* TASK MATERIAL *
-- start --
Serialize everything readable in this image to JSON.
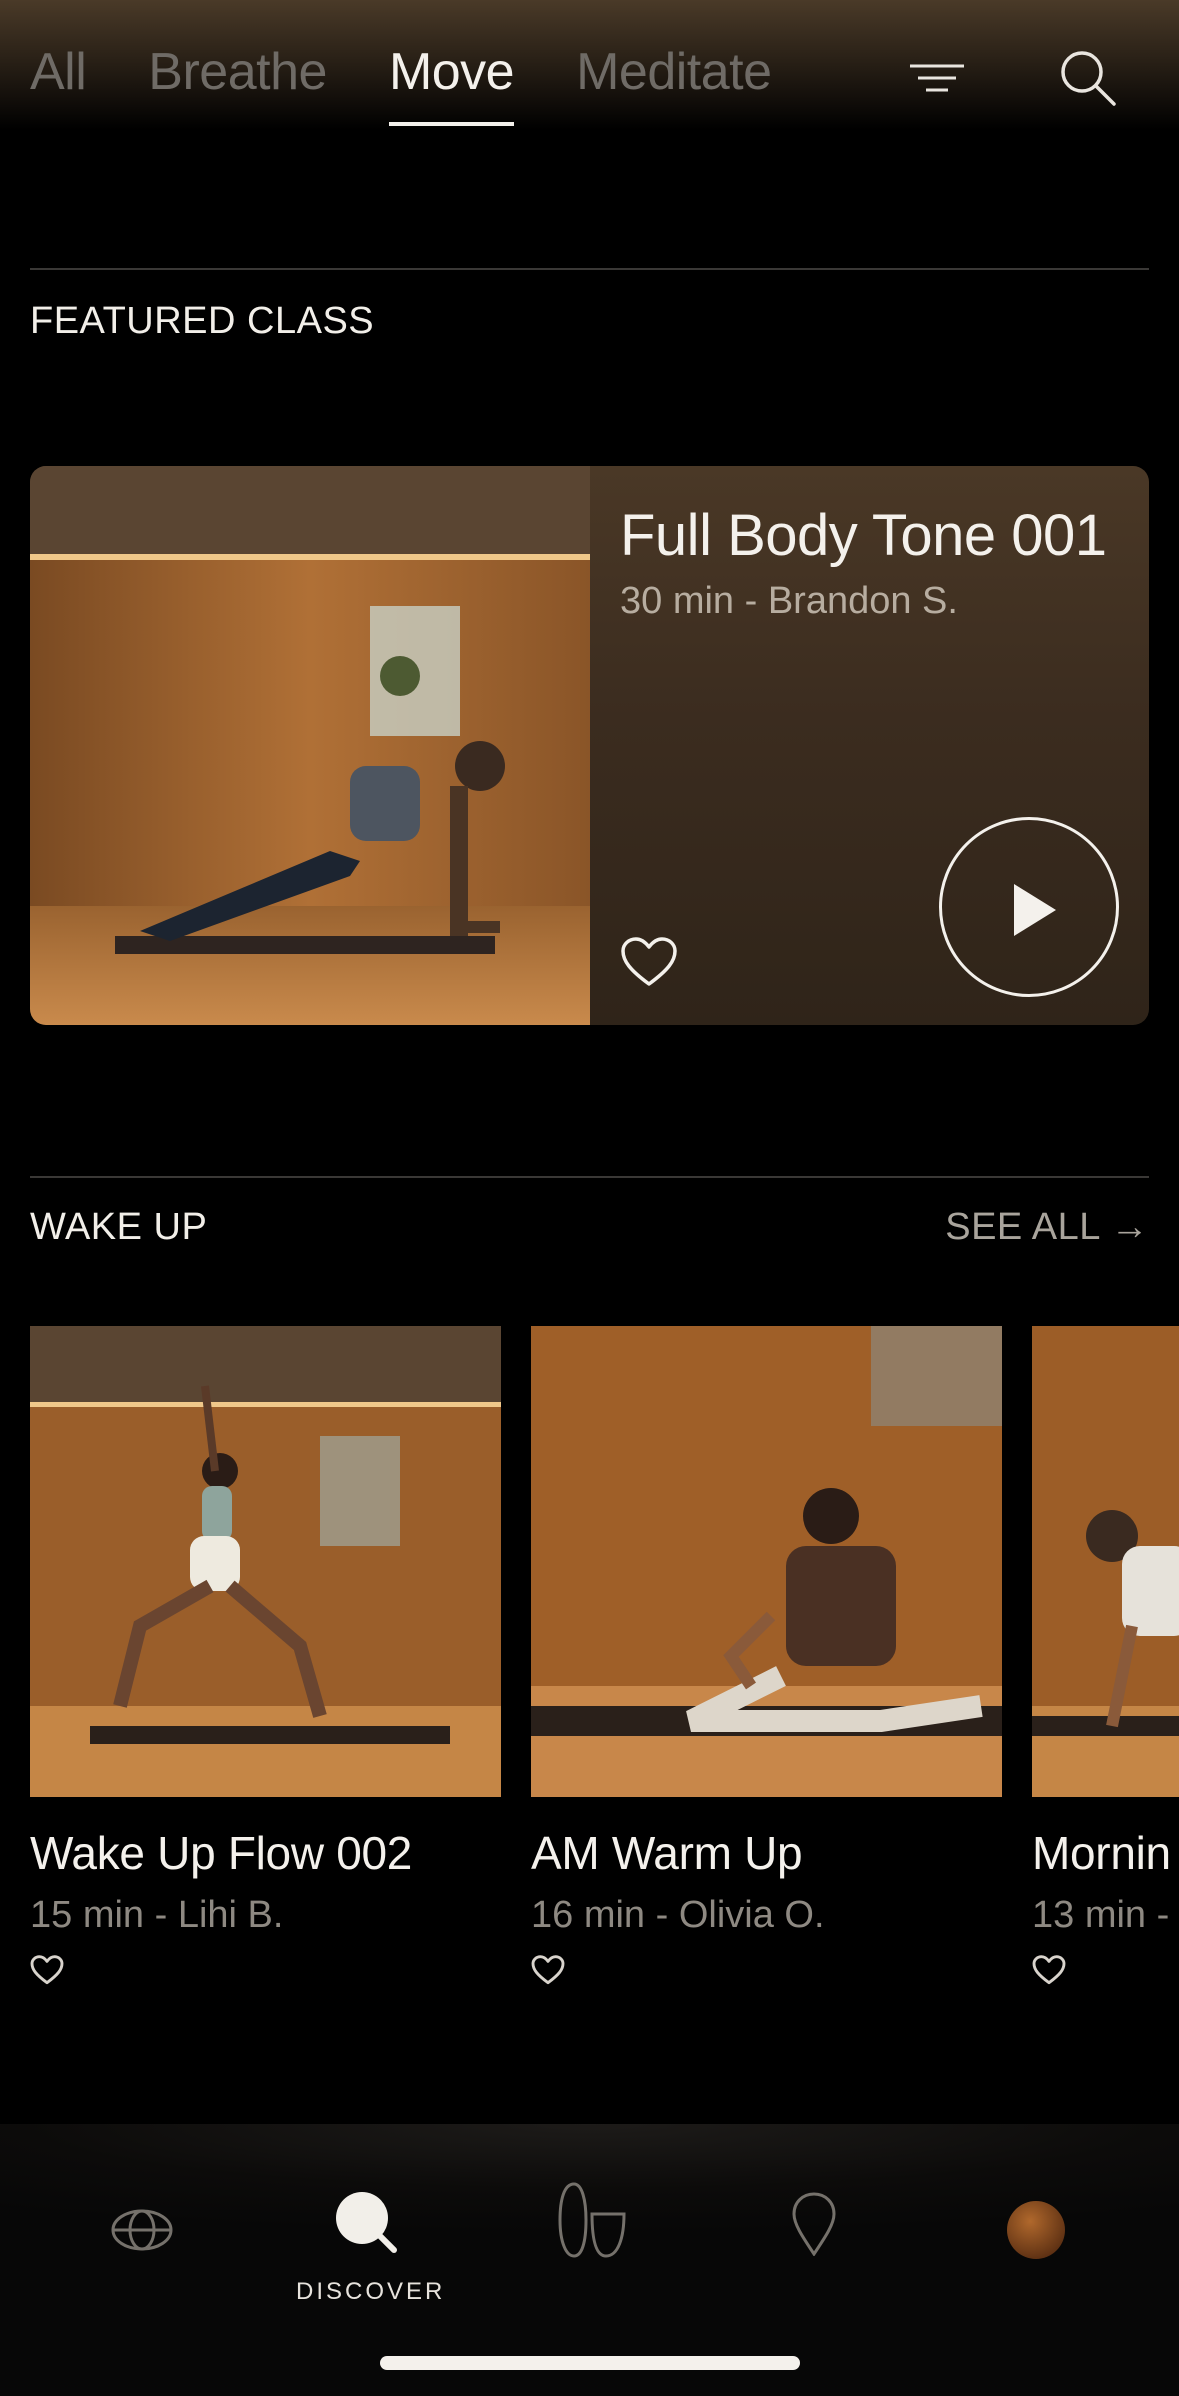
{
  "top_tabs": [
    {
      "label": "All",
      "active": false
    },
    {
      "label": "Breathe",
      "active": false
    },
    {
      "label": "Move",
      "active": true
    },
    {
      "label": "Meditate",
      "active": false
    }
  ],
  "icons": {
    "filter": "filter-lines-icon",
    "search": "search-icon",
    "favorite": "heart-icon",
    "play": "play-icon"
  },
  "featured": {
    "section_title": "FEATURED CLASS",
    "title": "Full Body Tone 001",
    "meta": "30 min - Brandon S."
  },
  "wake_up": {
    "section_title": "WAKE UP",
    "see_all": "SEE ALL →",
    "cards": [
      {
        "title": "Wake Up Flow 002",
        "meta": "15 min - Lihi B."
      },
      {
        "title": "AM Warm Up",
        "meta": "16 min - Olivia O."
      },
      {
        "title": "Mornin",
        "meta": "13 min -"
      }
    ]
  },
  "bottom_nav": {
    "items": [
      {
        "icon": "globe-icon",
        "label": ""
      },
      {
        "icon": "discover-icon",
        "label": "DISCOVER",
        "active": true
      },
      {
        "icon": "feet-icon",
        "label": ""
      },
      {
        "icon": "pin-icon",
        "label": ""
      },
      {
        "icon": "profile-avatar",
        "label": ""
      }
    ]
  },
  "colors": {
    "background": "#000000",
    "text_primary": "#f4f1ec",
    "text_muted": "#6f6b66",
    "card_brown": "#3b2c1f"
  }
}
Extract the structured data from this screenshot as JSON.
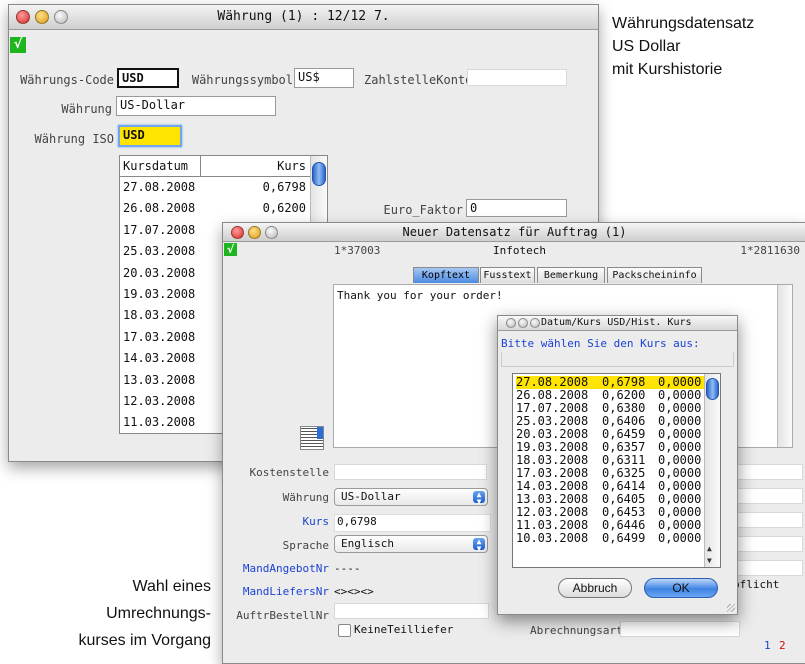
-- end --
* WRITTEN REQUEST *
Search the data above for the word "this", then gather each line in which it appears.

* EXPECTED ANSWER *
Serialize everything readable in this image to JSON.
Extract the structured data from this screenshot as JSON.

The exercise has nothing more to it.